**Saved entries**
--- begin ---
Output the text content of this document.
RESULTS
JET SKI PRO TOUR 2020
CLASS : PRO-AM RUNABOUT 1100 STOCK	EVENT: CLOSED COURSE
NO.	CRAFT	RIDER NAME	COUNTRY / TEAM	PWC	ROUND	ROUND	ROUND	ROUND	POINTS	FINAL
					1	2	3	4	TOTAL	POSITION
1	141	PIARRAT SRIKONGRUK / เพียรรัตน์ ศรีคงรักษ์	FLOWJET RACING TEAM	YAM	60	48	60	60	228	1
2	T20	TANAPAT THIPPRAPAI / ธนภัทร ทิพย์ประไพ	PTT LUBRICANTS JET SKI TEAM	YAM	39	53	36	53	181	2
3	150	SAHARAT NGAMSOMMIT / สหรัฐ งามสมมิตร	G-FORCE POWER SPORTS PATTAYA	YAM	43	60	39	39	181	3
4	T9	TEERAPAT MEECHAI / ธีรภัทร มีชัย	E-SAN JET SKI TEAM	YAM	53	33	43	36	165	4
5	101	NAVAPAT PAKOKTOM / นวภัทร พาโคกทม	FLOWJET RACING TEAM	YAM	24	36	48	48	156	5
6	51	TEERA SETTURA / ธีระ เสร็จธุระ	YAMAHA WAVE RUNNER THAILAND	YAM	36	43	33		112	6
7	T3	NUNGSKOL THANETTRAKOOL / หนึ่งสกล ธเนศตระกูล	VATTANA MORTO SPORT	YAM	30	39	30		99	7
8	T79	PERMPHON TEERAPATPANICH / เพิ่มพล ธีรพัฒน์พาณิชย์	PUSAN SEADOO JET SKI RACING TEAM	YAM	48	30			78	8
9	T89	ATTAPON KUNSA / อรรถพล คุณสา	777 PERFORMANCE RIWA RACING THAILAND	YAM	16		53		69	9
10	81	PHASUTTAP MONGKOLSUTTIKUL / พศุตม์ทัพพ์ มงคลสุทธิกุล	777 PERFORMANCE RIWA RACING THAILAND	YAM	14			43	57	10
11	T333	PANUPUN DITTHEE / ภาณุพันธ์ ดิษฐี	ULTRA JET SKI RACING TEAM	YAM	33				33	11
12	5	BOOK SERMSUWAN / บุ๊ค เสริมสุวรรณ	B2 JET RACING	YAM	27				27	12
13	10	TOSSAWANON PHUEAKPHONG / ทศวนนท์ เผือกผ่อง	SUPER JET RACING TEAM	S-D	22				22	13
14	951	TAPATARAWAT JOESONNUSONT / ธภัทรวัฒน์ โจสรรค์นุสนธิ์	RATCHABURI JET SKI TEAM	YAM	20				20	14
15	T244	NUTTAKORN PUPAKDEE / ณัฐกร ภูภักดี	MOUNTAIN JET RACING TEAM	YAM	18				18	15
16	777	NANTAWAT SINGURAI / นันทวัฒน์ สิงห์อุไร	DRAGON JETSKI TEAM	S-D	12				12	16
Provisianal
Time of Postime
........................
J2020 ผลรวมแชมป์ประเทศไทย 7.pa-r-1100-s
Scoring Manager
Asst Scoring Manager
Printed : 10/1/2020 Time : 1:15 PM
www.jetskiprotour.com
--- end ---
Write out every line from the entries where "RACING" appears.

**FULL SOLUTION**
1	141	PIARRAT SRIKONGRUK / เพียรรัตน์ ศรีคงรักษ์	FLOWJET RACING TEAM	YAM	60	48	60	60	228	1
5	101	NAVAPAT PAKOKTOM / นวภัทร พาโคกทม	FLOWJET RACING TEAM	YAM	24	36	48	48	156	5
8	T79	PERMPHON TEERAPATPANICH / เพิ่มพล ธีรพัฒน์พาณิชย์	PUSAN SEADOO JET SKI RACING TEAM	YAM	48	30			78	8
9	T89	ATTAPON KUNSA / อรรถพล คุณสา	777 PERFORMANCE RIWA RACING THAILAND	YAM	16		53		69	9
10	81	PHASUTTAP MONGKOLSUTTIKUL / พศุตม์ทัพพ์ มงคลสุทธิกุล	777 PERFORMANCE RIWA RACING THAILAND	YAM	14			43	57	10
11	T333	PANUPUN DITTHEE / ภาณุพันธ์ ดิษฐี	ULTRA JET SKI RACING TEAM	YAM	33				33	11
12	5	BOOK SERMSUWAN / บุ๊ค เสริมสุวรรณ	B2 JET RACING	YAM	27				27	12
13	10	TOSSAWANON PHUEAKPHONG / ทศวนนท์ เผือกผ่อง	SUPER JET RACING TEAM	S-D	22				22	13
15	T244	NUTTAKORN PUPAKDEE / ณัฐกร ภูภักดี	MOUNTAIN JET RACING TEAM	YAM	18				18	15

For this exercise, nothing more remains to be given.